* [PROBLEM REQUIREMENTS] Set down every record once more, exactly as given.

* [SOURCE MATERIAL]

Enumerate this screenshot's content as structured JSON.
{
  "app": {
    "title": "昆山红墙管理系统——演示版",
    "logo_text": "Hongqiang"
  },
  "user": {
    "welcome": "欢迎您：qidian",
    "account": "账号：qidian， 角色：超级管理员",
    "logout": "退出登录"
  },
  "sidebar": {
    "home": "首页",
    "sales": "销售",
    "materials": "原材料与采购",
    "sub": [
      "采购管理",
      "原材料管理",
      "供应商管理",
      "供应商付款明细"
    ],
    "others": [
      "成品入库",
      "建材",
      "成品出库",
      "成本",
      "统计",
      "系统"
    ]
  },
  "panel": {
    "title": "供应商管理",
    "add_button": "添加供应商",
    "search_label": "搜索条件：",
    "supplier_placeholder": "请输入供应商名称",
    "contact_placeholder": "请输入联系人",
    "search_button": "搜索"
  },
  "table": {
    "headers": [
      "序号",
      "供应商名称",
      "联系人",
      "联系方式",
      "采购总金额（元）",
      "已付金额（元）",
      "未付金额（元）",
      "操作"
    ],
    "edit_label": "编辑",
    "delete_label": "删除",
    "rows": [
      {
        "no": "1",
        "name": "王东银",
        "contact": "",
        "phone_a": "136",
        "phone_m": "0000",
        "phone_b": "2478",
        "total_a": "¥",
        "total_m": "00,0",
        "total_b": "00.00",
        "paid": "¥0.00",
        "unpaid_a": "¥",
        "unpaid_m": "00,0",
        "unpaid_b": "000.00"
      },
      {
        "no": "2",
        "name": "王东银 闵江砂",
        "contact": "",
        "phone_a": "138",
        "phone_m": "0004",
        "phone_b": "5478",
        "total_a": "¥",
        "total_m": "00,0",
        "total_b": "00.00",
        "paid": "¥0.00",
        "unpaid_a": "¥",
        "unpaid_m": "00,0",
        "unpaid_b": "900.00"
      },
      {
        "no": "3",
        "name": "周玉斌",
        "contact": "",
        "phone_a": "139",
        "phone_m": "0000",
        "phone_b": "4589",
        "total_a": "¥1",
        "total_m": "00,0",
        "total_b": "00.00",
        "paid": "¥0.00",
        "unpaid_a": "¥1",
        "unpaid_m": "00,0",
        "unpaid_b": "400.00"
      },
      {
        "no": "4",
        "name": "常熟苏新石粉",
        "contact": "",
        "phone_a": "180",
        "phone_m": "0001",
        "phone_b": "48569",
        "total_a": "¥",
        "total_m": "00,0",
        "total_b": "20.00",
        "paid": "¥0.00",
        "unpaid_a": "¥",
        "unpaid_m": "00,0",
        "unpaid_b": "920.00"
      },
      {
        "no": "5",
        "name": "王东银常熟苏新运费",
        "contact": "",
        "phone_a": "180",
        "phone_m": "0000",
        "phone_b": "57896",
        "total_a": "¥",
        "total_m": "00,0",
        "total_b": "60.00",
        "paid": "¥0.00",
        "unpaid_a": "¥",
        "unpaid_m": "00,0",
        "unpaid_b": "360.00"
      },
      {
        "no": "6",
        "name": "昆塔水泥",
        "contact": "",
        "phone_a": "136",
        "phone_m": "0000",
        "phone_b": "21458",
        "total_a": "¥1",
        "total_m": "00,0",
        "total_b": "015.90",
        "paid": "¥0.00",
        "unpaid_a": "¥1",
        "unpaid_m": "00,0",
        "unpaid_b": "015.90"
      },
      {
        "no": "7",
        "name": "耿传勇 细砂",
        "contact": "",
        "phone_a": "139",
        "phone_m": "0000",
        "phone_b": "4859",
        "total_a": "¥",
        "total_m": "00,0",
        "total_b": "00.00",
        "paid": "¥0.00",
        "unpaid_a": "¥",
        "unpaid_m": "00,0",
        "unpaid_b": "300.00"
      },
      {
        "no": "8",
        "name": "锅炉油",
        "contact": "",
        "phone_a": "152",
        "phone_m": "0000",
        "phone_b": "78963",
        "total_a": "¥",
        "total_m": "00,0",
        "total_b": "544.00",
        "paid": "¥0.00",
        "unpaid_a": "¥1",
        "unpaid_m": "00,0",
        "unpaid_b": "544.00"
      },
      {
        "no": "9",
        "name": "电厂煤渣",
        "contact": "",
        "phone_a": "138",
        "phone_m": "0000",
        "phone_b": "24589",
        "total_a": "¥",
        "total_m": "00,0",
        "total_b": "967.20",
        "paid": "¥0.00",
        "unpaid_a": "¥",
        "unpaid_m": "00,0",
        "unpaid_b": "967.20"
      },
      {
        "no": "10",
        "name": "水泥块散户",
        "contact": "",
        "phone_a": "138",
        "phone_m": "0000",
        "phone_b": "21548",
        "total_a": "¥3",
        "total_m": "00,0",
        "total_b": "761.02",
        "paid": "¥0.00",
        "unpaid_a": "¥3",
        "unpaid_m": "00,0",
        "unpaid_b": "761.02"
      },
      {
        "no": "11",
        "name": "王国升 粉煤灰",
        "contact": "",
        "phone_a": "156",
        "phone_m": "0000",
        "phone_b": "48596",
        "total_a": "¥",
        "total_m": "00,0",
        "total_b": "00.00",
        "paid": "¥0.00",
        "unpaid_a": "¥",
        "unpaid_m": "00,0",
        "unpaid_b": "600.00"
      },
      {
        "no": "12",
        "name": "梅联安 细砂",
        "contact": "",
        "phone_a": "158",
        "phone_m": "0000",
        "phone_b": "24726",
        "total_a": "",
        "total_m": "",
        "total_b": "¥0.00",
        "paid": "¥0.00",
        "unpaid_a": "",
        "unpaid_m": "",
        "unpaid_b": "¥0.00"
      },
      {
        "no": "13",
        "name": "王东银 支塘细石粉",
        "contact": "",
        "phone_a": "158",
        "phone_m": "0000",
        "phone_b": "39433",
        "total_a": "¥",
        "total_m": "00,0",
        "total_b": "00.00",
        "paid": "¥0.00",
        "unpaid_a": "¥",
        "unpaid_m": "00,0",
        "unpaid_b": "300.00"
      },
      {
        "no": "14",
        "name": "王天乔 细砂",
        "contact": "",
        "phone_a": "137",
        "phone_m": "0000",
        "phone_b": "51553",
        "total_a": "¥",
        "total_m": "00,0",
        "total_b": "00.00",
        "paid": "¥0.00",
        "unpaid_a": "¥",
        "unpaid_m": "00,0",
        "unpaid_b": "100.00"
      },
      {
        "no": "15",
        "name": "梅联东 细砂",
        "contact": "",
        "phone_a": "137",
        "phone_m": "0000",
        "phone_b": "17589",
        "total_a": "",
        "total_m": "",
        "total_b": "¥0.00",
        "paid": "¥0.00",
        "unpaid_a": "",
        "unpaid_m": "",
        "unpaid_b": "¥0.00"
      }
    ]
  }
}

* [EXERCISE SOLUTION]
Enumerate this screenshot's content as structured JSON.
{
  "app": {
    "title": "昆山红墙管理系统——演示版",
    "logo_text": "Hongqiang"
  },
  "user": {
    "welcome": "欢迎您：qidian",
    "account": "账号：qidian， 角色：超级管理员",
    "logout": "退出登录"
  },
  "sidebar": {
    "home": "首页",
    "sales": "销售",
    "materials": "原材料与采购",
    "sub": [
      "采购管理",
      "原材料管理",
      "供应商管理",
      "供应商付款明细"
    ],
    "others": [
      "成品入库",
      "建材",
      "成品出库",
      "成本",
      "统计",
      "系统"
    ]
  },
  "panel": {
    "title": "供应商管理",
    "add_button": "添加供应商",
    "search_label": "搜索条件：",
    "supplier_placeholder": "请输入供应商名称",
    "contact_placeholder": "请输入联系人",
    "search_button": "搜索"
  },
  "table": {
    "headers": [
      "序号",
      "供应商名称",
      "联系人",
      "联系方式",
      "采购总金额（元）",
      "已付金额（元）",
      "未付金额（元）",
      "操作"
    ],
    "edit_label": "编辑",
    "delete_label": "删除",
    "rows": [
      {
        "no": "1",
        "name": "王东银",
        "contact": "",
        "phone_a": "136",
        "phone_m": "0000",
        "phone_b": "2478",
        "total_a": "¥",
        "total_m": "00,0",
        "total_b": "00.00",
        "paid": "¥0.00",
        "unpaid_a": "¥",
        "unpaid_m": "00,0",
        "unpaid_b": "000.00"
      },
      {
        "no": "2",
        "name": "王东银 闵江砂",
        "contact": "",
        "phone_a": "138",
        "phone_m": "0004",
        "phone_b": "5478",
        "total_a": "¥",
        "total_m": "00,0",
        "total_b": "00.00",
        "paid": "¥0.00",
        "unpaid_a": "¥",
        "unpaid_m": "00,0",
        "unpaid_b": "900.00"
      },
      {
        "no": "3",
        "name": "周玉斌",
        "contact": "",
        "phone_a": "139",
        "phone_m": "0000",
        "phone_b": "4589",
        "total_a": "¥1",
        "total_m": "00,0",
        "total_b": "00.00",
        "paid": "¥0.00",
        "unpaid_a": "¥1",
        "unpaid_m": "00,0",
        "unpaid_b": "400.00"
      },
      {
        "no": "4",
        "name": "常熟苏新石粉",
        "contact": "",
        "phone_a": "180",
        "phone_m": "0001",
        "phone_b": "48569",
        "total_a": "¥",
        "total_m": "00,0",
        "total_b": "20.00",
        "paid": "¥0.00",
        "unpaid_a": "¥",
        "unpaid_m": "00,0",
        "unpaid_b": "920.00"
      },
      {
        "no": "5",
        "name": "王东银常熟苏新运费",
        "contact": "",
        "phone_a": "180",
        "phone_m": "0000",
        "phone_b": "57896",
        "total_a": "¥",
        "total_m": "00,0",
        "total_b": "60.00",
        "paid": "¥0.00",
        "unpaid_a": "¥",
        "unpaid_m": "00,0",
        "unpaid_b": "360.00"
      },
      {
        "no": "6",
        "name": "昆塔水泥",
        "contact": "",
        "phone_a": "136",
        "phone_m": "0000",
        "phone_b": "21458",
        "total_a": "¥1",
        "total_m": "00,0",
        "total_b": "015.90",
        "paid": "¥0.00",
        "unpaid_a": "¥1",
        "unpaid_m": "00,0",
        "unpaid_b": "015.90"
      },
      {
        "no": "7",
        "name": "耿传勇 细砂",
        "contact": "",
        "phone_a": "139",
        "phone_m": "0000",
        "phone_b": "4859",
        "total_a": "¥",
        "total_m": "00,0",
        "total_b": "00.00",
        "paid": "¥0.00",
        "unpaid_a": "¥",
        "unpaid_m": "00,0",
        "unpaid_b": "300.00"
      },
      {
        "no": "8",
        "name": "锅炉油",
        "contact": "",
        "phone_a": "152",
        "phone_m": "0000",
        "phone_b": "78963",
        "total_a": "¥",
        "total_m": "00,0",
        "total_b": "544.00",
        "paid": "¥0.00",
        "unpaid_a": "¥1",
        "unpaid_m": "00,0",
        "unpaid_b": "544.00"
      },
      {
        "no": "9",
        "name": "电厂煤渣",
        "contact": "",
        "phone_a": "138",
        "phone_m": "0000",
        "phone_b": "24589",
        "total_a": "¥",
        "total_m": "00,0",
        "total_b": "967.20",
        "paid": "¥0.00",
        "unpaid_a": "¥",
        "unpaid_m": "00,0",
        "unpaid_b": "967.20"
      },
      {
        "no": "10",
        "name": "水泥块散户",
        "contact": "",
        "phone_a": "138",
        "phone_m": "0000",
        "phone_b": "21548",
        "total_a": "¥3",
        "total_m": "00,0",
        "total_b": "761.02",
        "paid": "¥0.00",
        "unpaid_a": "¥3",
        "unpaid_m": "00,0",
        "unpaid_b": "761.02"
      },
      {
        "no": "11",
        "name": "王国升 粉煤灰",
        "contact": "",
        "phone_a": "156",
        "phone_m": "0000",
        "phone_b": "48596",
        "total_a": "¥",
        "total_m": "00,0",
        "total_b": "00.00",
        "paid": "¥0.00",
        "unpaid_a": "¥",
        "unpaid_m": "00,0",
        "unpaid_b": "600.00"
      },
      {
        "no": "12",
        "name": "梅联安 细砂",
        "contact": "",
        "phone_a": "158",
        "phone_m": "0000",
        "phone_b": "24726",
        "total_a": "",
        "total_m": "",
        "total_b": "¥0.00",
        "paid": "¥0.00",
        "unpaid_a": "",
        "unpaid_m": "",
        "unpaid_b": "¥0.00"
      },
      {
        "no": "13",
        "name": "王东银 支塘细石粉",
        "contact": "",
        "phone_a": "158",
        "phone_m": "0000",
        "phone_b": "39433",
        "total_a": "¥",
        "total_m": "00,0",
        "total_b": "00.00",
        "paid": "¥0.00",
        "unpaid_a": "¥",
        "unpaid_m": "00,0",
        "unpaid_b": "300.00"
      },
      {
        "no": "14",
        "name": "王天乔 细砂",
        "contact": "",
        "phone_a": "137",
        "phone_m": "0000",
        "phone_b": "51553",
        "total_a": "¥",
        "total_m": "00,0",
        "total_b": "00.00",
        "paid": "¥0.00",
        "unpaid_a": "¥",
        "unpaid_m": "00,0",
        "unpaid_b": "100.00"
      },
      {
        "no": "15",
        "name": "梅联东 细砂",
        "contact": "",
        "phone_a": "137",
        "phone_m": "0000",
        "phone_b": "17589",
        "total_a": "",
        "total_m": "",
        "total_b": "¥0.00",
        "paid": "¥0.00",
        "unpaid_a": "",
        "unpaid_m": "",
        "unpaid_b": "¥0.00"
      }
    ]
  }
}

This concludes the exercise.